### Instructions for the task:
Go through the entries below and write each one out exactly.
─── Dataset content
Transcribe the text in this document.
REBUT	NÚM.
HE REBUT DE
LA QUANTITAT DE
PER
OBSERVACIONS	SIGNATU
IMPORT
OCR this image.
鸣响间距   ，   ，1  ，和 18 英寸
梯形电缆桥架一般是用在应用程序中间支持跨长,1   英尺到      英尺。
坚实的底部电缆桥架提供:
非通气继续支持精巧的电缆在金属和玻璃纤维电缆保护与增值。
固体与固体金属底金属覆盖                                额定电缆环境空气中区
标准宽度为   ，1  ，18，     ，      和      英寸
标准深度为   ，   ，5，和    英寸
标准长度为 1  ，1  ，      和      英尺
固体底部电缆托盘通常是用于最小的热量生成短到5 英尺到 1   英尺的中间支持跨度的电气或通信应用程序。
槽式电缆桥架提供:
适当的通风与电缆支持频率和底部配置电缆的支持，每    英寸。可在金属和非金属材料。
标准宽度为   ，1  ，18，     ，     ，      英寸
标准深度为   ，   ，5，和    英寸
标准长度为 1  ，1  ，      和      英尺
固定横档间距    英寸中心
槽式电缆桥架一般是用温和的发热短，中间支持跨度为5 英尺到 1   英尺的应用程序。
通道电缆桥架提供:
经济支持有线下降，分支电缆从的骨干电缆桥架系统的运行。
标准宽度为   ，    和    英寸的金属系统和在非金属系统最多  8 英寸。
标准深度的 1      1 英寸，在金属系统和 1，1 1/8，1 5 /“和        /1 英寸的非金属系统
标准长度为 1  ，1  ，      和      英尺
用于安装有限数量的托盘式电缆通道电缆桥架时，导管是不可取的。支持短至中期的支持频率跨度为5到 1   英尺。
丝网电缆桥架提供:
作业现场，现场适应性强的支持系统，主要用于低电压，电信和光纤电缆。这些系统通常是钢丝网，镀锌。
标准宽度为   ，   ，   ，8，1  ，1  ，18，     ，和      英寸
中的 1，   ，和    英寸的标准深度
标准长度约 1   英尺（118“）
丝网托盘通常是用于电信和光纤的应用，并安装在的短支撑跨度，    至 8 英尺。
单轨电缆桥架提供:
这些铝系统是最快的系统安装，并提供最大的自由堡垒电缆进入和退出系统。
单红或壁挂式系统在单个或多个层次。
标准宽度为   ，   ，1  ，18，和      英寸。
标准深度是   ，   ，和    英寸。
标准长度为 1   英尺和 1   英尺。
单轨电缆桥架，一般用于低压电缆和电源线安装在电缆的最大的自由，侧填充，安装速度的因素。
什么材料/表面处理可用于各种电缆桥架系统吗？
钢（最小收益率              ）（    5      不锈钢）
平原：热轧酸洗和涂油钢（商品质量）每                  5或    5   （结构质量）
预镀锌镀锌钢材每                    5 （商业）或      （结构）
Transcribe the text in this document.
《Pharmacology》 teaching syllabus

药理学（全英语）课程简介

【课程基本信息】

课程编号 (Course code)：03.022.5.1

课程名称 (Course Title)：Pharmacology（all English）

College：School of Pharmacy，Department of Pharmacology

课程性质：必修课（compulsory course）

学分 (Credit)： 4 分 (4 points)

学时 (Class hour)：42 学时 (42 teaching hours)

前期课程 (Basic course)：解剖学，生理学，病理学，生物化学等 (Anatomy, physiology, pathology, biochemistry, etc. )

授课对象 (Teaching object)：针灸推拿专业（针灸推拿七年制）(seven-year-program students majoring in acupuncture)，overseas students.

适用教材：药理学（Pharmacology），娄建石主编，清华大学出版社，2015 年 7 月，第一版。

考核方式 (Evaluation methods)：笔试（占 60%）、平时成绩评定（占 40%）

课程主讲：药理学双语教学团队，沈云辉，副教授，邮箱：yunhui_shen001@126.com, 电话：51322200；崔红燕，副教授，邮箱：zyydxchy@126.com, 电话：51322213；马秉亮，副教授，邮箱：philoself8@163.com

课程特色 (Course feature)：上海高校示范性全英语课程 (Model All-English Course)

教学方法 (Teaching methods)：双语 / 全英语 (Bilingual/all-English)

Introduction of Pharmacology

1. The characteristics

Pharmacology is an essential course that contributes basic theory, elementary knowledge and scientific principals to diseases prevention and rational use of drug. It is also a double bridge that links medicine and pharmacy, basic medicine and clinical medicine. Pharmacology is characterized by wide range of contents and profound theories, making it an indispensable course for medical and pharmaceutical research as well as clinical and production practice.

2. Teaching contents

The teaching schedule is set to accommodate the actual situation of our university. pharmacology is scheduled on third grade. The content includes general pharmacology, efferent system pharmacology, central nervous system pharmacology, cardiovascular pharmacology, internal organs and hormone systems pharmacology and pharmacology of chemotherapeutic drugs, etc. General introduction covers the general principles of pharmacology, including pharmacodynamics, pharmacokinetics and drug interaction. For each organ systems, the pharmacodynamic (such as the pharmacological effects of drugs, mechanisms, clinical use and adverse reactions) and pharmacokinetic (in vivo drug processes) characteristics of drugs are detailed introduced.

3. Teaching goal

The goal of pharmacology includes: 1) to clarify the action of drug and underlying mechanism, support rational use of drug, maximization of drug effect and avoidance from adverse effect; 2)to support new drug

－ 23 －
──────
### Correct result:
Transcribe the text in this document.
REBUT	NÚM.
HE REBUT DE
LA QUANTITAT DE
PER
OBSERVACIONS	SIGNATU
IMPORT
OCR this image.
鸣响间距   ，   ，1  ，和 18 英寸
梯形电缆桥架一般是用在应用程序中间支持跨长,1   英尺到      英尺。
坚实的底部电缆桥架提供:
非通气继续支持精巧的电缆在金属和玻璃纤维电缆保护与增值。
固体与固体金属底金属覆盖                                额定电缆环境空气中区
标准宽度为   ，1  ，18，     ，      和      英寸
标准深度为   ，   ，5，和    英寸
标准长度为 1  ，1  ，      和      英尺
固体底部电缆托盘通常是用于最小的热量生成短到5 英尺到 1   英尺的中间支持跨度的电气或通信应用程序。
槽式电缆桥架提供:
适当的通风与电缆支持频率和底部配置电缆的支持，每    英寸。可在金属和非金属材料。
标准宽度为   ，1  ，18，     ，     ，      英寸
标准深度为   ，   ，5，和    英寸
标准长度为 1  ，1  ，      和      英尺
固定横档间距    英寸中心
槽式电缆桥架一般是用温和的发热短，中间支持跨度为5 英尺到 1   英尺的应用程序。
通道电缆桥架提供:
经济支持有线下降，分支电缆从的骨干电缆桥架系统的运行。
标准宽度为   ，    和    英寸的金属系统和在非金属系统最多  8 英寸。
标准深度的 1      1 英寸，在金属系统和 1，1 1/8，1 5 /“和        /1 英寸的非金属系统
标准长度为 1  ，1  ，      和      英尺
用于安装有限数量的托盘式电缆通道电缆桥架时，导管是不可取的。支持短至中期的支持频率跨度为5到 1   英尺。
丝网电缆桥架提供:
作业现场，现场适应性强的支持系统，主要用于低电压，电信和光纤电缆。这些系统通常是钢丝网，镀锌。
标准宽度为   ，   ，   ，8，1  ，1  ，18，     ，和      英寸
中的 1，   ，和    英寸的标准深度
标准长度约 1   英尺（118“）
丝网托盘通常是用于电信和光纤的应用，并安装在的短支撑跨度，    至 8 英尺。
单轨电缆桥架提供:
这些铝系统是最快的系统安装，并提供最大的自由堡垒电缆进入和退出系统。
单红或壁挂式系统在单个或多个层次。
标准宽度为   ，   ，1  ，18，和      英寸。
标准深度是   ，   ，和    英寸。
标准长度为 1   英尺和 1   英尺。
单轨电缆桥架，一般用于低压电缆和电源线安装在电缆的最大的自由，侧填充，安装速度的因素。
什么材料/表面处理可用于各种电缆桥架系统吗？
钢（最小收益率              ）（    5      不锈钢）
平原：热轧酸洗和涂油钢（商品质量）每                  5或    5   （结构质量）
预镀锌镀锌钢材每                    5 （商业）或      （结构）
Transcribe the text in this document.
《Pharmacology》 teaching syllabus

药理学（全英语）课程简介

【课程基本信息】

课程编号 (Course code)：03.022.5.1

课程名称 (Course Title)：Pharmacology（all English）

College：School of Pharmacy，Department of Pharmacology

课程性质：必修课（compulsory course）

学分 (Credit)： 4 分 (4 points)

学时 (Class hour)：42 学时 (42 teaching hours)

前期课程 (Basic course)：解剖学，生理学，病理学，生物化学等 (Anatomy, physiology, pathology, biochemistry, etc. )

授课对象 (Teaching object)：针灸推拿专业（针灸推拿七年制）(seven-year-program students majoring in acupuncture)，overseas students.

适用教材：药理学（Pharmacology），娄建石主编，清华大学出版社，2015 年 7 月，第一版。

考核方式 (Evaluation methods)：笔试（占 60%）、平时成绩评定（占 40%）

课程主讲：药理学双语教学团队，沈云辉，副教授，邮箱：yunhui_shen001@126.com, 电话：51322200；崔红燕，副教授，邮箱：zyydxchy@126.com, 电话：51322213；马秉亮，副教授，邮箱：philoself8@163.com

课程特色 (Course feature)：上海高校示范性全英语课程 (Model All-English Course)

教学方法 (Teaching methods)：双语 / 全英语 (Bilingual/all-English)

Introduction of Pharmacology

1. The characteristics

Pharmacology is an essential course that contributes basic theory, elementary knowledge and scientific principals to diseases prevention and rational use of drug. It is also a double bridge that links medicine and pharmacy, basic medicine and clinical medicine. Pharmacology is characterized by wide range of contents and profound theories, making it an indispensable course for medical and pharmaceutical research as well as clinical and production practice.

2. Teaching contents

The teaching schedule is set to accommodate the actual situation of our university. pharmacology is scheduled on third grade. The content includes general pharmacology, efferent system pharmacology, central nervous system pharmacology, cardiovascular pharmacology, internal organs and hormone systems pharmacology and pharmacology of chemotherapeutic drugs, etc. General introduction covers the general principles of pharmacology, including pharmacodynamics, pharmacokinetics and drug interaction. For each organ systems, the pharmacodynamic (such as the pharmacological effects of drugs, mechanisms, clinical use and adverse reactions) and pharmacokinetic (in vivo drug processes) characteristics of drugs are detailed introduced.

3. Teaching goal

The goal of pharmacology includes: 1) to clarify the action of drug and underlying mechanism, support rational use of drug, maximization of drug effect and avoidance from adverse effect; 2)to support new drug

－ 23 －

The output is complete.